-- start of DATA RECORDS --
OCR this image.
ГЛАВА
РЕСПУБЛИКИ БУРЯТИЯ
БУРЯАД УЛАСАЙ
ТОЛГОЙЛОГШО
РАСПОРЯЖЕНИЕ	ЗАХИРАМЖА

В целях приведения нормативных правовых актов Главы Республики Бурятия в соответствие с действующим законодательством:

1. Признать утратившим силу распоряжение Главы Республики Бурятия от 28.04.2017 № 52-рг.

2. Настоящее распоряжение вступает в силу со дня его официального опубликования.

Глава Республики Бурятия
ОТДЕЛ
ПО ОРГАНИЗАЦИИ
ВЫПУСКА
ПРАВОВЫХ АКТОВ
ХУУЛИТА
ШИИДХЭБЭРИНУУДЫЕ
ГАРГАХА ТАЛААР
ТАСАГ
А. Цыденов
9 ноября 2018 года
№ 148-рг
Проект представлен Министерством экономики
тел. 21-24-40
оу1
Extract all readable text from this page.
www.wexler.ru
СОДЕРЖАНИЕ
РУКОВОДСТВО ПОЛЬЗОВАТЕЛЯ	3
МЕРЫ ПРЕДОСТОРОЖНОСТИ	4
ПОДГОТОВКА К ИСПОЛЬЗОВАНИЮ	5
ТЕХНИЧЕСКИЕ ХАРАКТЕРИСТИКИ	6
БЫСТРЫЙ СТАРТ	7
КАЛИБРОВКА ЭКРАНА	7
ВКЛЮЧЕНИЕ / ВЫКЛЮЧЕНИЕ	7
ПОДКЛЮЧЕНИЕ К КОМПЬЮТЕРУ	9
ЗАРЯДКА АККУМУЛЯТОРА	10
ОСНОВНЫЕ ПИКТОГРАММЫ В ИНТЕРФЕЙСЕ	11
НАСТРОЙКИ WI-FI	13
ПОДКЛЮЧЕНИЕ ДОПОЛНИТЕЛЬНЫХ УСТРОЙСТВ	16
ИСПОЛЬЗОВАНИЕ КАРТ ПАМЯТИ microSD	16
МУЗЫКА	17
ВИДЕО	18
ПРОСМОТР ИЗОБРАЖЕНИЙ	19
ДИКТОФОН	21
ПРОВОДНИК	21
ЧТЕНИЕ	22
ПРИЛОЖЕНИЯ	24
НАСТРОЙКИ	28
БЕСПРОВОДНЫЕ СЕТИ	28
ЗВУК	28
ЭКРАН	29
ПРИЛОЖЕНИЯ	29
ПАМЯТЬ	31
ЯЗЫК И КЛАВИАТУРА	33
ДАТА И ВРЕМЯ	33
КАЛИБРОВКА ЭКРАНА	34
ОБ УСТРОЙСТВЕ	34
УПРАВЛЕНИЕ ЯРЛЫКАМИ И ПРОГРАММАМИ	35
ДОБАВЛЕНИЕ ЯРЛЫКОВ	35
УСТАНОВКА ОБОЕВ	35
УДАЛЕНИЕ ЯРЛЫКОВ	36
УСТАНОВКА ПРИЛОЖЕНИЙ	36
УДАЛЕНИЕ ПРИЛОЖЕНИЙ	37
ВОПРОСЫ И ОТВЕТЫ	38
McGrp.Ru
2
-- end of DATA RECORDS --
Where a line of the records above holds the word "ЭКРАНА", copy that line.

### THE RESPONSE
КАЛИБРОВКА ЭКРАНА	7
КАЛИБРОВКА ЭКРАНА	34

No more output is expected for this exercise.